• Short task:
Examine each line of the data. Copy those that contain the string "JSON".
==============================
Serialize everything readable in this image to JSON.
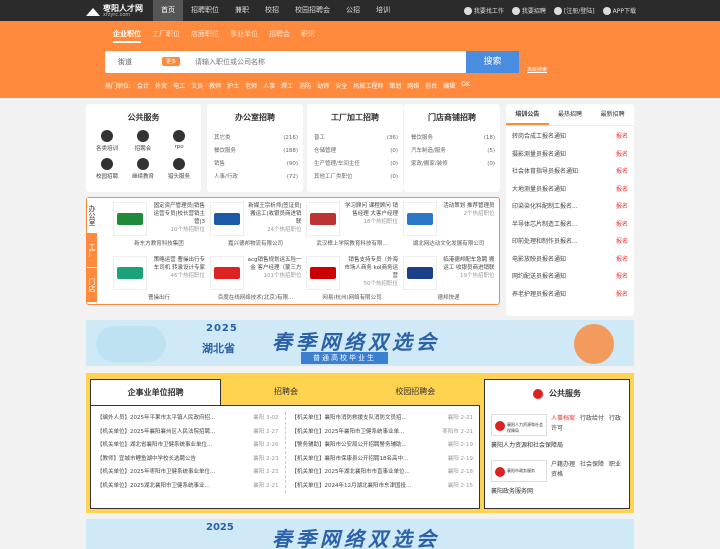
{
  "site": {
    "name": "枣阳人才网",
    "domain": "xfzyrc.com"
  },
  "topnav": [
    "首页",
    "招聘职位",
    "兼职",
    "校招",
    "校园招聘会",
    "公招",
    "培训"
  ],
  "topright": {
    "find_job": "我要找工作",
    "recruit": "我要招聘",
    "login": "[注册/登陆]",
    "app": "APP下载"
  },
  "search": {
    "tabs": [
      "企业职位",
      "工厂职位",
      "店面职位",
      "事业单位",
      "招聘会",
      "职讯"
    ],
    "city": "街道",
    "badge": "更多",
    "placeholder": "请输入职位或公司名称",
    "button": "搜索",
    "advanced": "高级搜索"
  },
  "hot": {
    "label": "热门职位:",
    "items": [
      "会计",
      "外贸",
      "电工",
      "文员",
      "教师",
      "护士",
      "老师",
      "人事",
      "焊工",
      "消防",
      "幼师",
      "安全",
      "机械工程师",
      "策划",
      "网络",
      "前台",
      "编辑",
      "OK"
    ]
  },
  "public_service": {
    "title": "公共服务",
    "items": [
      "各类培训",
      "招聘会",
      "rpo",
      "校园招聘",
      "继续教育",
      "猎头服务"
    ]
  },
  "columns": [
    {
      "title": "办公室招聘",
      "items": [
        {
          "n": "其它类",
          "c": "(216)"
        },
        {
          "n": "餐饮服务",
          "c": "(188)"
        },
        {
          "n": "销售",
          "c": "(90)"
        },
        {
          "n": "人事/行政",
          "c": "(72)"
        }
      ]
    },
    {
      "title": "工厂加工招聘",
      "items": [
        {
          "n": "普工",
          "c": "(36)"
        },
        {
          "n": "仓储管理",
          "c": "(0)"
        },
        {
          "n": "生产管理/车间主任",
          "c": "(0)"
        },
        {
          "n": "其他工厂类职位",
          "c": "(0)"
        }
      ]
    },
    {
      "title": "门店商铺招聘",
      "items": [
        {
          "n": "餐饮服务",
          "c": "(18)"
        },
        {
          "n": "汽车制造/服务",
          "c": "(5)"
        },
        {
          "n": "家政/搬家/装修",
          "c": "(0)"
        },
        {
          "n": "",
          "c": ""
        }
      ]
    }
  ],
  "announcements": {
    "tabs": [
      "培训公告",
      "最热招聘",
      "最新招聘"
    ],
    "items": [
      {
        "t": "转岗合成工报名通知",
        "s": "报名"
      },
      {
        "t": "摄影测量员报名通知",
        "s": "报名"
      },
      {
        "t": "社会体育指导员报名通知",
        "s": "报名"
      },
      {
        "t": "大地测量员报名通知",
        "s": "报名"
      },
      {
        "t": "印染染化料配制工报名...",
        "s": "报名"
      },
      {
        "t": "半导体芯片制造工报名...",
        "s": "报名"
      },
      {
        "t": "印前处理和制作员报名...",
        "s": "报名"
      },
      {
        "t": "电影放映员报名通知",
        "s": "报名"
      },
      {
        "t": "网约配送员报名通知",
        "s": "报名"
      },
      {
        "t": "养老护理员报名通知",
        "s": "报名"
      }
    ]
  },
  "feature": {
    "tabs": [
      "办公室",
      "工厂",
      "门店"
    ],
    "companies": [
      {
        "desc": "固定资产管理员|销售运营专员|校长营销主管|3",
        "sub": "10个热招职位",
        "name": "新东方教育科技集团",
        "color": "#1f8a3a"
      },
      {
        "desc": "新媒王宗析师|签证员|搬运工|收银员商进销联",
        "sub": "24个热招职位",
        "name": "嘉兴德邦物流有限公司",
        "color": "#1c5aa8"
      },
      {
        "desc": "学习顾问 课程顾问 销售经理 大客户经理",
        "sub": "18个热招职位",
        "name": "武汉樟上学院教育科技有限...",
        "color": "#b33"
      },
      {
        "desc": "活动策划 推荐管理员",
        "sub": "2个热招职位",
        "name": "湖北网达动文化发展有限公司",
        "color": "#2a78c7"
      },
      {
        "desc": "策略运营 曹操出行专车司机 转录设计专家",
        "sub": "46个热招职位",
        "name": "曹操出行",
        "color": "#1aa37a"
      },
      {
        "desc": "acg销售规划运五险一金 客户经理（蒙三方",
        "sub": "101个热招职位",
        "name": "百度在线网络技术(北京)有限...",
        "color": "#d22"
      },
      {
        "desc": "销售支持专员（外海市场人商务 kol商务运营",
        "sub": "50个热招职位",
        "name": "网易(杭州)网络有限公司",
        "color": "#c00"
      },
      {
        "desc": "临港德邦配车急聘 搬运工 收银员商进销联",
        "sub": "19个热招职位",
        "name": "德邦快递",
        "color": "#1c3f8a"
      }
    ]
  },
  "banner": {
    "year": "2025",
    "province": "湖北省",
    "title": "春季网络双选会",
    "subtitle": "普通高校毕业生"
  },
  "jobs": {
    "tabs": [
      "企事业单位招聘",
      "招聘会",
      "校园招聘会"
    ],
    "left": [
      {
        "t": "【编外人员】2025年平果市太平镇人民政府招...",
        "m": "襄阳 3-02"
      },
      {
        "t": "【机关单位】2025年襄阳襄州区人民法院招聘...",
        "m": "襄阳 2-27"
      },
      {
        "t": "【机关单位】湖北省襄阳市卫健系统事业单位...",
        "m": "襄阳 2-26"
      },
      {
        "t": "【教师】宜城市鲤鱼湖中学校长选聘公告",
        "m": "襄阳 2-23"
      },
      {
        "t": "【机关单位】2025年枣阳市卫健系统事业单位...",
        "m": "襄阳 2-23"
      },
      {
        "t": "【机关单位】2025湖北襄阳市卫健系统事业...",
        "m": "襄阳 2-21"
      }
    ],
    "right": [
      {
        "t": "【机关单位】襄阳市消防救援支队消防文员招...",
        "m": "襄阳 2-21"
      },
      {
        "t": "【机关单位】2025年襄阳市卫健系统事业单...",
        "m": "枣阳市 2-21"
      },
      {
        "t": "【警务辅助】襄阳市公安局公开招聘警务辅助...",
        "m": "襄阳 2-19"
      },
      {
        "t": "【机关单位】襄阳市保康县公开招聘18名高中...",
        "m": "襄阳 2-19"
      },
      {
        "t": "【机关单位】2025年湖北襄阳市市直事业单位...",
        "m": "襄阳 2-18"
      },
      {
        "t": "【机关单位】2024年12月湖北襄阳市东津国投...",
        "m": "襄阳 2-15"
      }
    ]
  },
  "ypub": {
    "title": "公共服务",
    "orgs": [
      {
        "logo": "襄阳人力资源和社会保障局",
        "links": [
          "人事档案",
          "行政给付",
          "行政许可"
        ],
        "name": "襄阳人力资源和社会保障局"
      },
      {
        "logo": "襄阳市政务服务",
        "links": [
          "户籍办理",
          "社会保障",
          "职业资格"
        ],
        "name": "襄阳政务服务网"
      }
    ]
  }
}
==============================
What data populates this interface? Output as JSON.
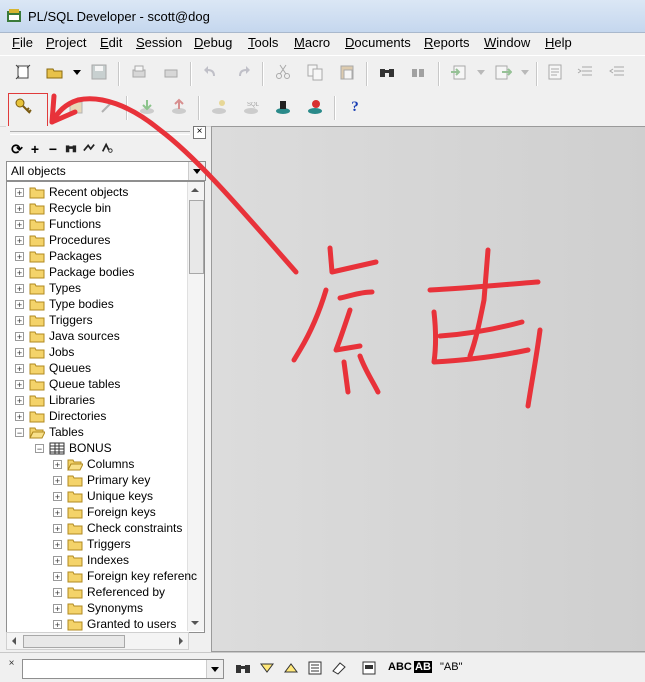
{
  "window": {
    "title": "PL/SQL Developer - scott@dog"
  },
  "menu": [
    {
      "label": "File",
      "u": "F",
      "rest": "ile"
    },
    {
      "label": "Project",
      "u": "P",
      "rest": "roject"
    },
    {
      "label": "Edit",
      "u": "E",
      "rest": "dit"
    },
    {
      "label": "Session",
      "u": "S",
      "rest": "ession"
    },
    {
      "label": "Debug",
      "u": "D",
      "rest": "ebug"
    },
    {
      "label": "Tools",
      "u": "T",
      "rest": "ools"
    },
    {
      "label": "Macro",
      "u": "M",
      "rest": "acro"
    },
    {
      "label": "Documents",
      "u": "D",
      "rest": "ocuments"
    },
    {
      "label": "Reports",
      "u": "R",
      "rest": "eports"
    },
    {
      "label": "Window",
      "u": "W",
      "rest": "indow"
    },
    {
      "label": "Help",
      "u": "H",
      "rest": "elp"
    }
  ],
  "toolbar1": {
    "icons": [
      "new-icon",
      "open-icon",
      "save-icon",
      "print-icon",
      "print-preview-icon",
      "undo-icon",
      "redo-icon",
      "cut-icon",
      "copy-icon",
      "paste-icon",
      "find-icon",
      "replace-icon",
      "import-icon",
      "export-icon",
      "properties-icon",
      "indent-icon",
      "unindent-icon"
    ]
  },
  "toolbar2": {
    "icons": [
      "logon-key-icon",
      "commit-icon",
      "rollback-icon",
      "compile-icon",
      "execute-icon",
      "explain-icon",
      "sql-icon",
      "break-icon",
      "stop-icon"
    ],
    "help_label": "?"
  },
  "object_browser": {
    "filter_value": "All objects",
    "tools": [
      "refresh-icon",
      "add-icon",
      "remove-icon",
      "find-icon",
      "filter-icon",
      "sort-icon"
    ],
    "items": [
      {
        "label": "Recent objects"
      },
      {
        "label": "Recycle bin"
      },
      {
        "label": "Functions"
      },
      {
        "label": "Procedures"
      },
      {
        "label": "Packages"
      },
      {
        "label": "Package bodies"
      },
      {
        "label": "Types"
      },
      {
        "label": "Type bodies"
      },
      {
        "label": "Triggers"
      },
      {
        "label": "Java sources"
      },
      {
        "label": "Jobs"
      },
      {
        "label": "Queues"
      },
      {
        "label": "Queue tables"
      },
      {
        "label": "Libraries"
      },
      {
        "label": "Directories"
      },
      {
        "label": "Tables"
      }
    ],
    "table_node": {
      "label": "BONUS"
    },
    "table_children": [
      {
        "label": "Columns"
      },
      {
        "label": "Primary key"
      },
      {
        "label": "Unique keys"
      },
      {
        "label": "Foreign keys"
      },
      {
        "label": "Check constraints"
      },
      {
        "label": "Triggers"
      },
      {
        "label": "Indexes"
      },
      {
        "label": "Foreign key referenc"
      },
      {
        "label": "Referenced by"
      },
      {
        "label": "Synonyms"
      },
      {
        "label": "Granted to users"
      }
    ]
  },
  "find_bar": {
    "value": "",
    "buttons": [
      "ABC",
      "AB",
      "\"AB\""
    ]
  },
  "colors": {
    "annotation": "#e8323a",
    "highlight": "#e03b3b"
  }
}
==============================
• Reply:
Serialize everything readable in this image to JSON.
What data populates this interface? Output as JSON.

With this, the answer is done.